## STORED ROWS
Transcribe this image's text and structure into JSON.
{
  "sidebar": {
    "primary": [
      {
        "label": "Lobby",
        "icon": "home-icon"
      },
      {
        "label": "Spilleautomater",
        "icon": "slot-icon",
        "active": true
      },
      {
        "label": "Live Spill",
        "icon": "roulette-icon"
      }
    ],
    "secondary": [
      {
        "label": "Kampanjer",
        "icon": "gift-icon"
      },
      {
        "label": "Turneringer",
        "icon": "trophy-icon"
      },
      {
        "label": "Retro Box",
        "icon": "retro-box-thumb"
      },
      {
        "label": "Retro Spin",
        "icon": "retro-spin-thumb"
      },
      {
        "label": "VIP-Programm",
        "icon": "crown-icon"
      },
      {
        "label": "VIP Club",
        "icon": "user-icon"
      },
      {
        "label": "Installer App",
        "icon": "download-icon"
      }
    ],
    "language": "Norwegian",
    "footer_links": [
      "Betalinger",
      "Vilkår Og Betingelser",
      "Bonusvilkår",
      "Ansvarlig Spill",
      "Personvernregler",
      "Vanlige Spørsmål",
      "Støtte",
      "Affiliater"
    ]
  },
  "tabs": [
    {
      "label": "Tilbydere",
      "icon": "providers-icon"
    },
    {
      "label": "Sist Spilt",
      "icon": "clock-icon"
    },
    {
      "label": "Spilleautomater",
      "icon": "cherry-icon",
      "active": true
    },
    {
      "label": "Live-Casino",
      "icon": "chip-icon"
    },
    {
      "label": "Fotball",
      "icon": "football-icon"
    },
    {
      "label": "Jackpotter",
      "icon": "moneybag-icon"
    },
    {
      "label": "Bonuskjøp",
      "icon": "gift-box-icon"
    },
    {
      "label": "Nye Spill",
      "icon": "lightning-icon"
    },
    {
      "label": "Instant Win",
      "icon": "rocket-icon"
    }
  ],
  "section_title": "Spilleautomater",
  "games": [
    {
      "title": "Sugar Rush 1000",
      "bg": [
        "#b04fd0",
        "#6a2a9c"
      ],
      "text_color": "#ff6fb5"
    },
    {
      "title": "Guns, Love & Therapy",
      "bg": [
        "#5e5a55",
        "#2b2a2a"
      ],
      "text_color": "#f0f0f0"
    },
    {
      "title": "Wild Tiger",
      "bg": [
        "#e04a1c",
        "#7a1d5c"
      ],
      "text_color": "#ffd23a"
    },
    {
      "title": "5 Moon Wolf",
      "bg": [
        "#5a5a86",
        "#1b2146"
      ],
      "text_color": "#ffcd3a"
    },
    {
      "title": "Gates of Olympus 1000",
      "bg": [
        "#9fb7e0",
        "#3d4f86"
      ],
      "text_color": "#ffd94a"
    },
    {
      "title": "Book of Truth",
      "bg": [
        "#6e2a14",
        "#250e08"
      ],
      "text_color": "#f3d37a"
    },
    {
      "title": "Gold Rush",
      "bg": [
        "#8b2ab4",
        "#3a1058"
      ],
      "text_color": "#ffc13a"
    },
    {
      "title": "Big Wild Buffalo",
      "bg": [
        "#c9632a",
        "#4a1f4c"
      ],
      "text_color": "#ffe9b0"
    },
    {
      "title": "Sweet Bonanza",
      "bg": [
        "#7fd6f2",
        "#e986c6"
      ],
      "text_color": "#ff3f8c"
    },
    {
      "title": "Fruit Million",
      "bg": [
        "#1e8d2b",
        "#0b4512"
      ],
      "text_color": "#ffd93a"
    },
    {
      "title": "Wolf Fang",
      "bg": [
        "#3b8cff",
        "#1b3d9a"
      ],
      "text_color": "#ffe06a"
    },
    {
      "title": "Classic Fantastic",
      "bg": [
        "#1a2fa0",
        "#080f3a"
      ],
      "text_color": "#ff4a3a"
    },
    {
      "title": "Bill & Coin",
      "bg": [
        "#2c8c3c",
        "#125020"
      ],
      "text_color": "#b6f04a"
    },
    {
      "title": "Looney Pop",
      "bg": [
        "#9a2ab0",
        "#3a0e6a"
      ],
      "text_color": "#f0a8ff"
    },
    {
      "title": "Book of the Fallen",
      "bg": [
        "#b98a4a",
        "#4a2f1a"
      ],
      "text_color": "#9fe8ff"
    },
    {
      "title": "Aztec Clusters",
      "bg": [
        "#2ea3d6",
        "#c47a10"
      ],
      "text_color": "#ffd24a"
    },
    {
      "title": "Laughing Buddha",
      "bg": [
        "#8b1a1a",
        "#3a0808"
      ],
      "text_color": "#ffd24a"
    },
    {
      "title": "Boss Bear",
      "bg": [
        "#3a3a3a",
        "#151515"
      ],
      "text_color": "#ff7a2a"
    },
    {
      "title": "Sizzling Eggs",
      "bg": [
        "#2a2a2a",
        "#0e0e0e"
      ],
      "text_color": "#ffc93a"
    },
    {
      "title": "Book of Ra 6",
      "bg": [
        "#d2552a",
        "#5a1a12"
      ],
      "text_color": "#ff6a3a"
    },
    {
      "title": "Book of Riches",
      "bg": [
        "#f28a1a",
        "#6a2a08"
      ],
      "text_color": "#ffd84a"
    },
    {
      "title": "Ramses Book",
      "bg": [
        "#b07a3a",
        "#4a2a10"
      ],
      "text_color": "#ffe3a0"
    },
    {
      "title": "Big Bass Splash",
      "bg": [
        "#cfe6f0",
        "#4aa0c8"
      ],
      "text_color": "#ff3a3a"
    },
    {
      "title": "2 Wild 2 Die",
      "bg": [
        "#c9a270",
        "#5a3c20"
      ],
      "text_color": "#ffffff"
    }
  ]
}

## EXERCISE DETAILS
Gather each line in the entries above where the string "Book" is found.

## SOLUTION TO THIS PROBLEM
      "title": "Book of Truth",
      "title": "Book of the Fallen",
      "title": "Book of Ra 6",
      "title": "Book of Riches",
      "title": "Ramses Book",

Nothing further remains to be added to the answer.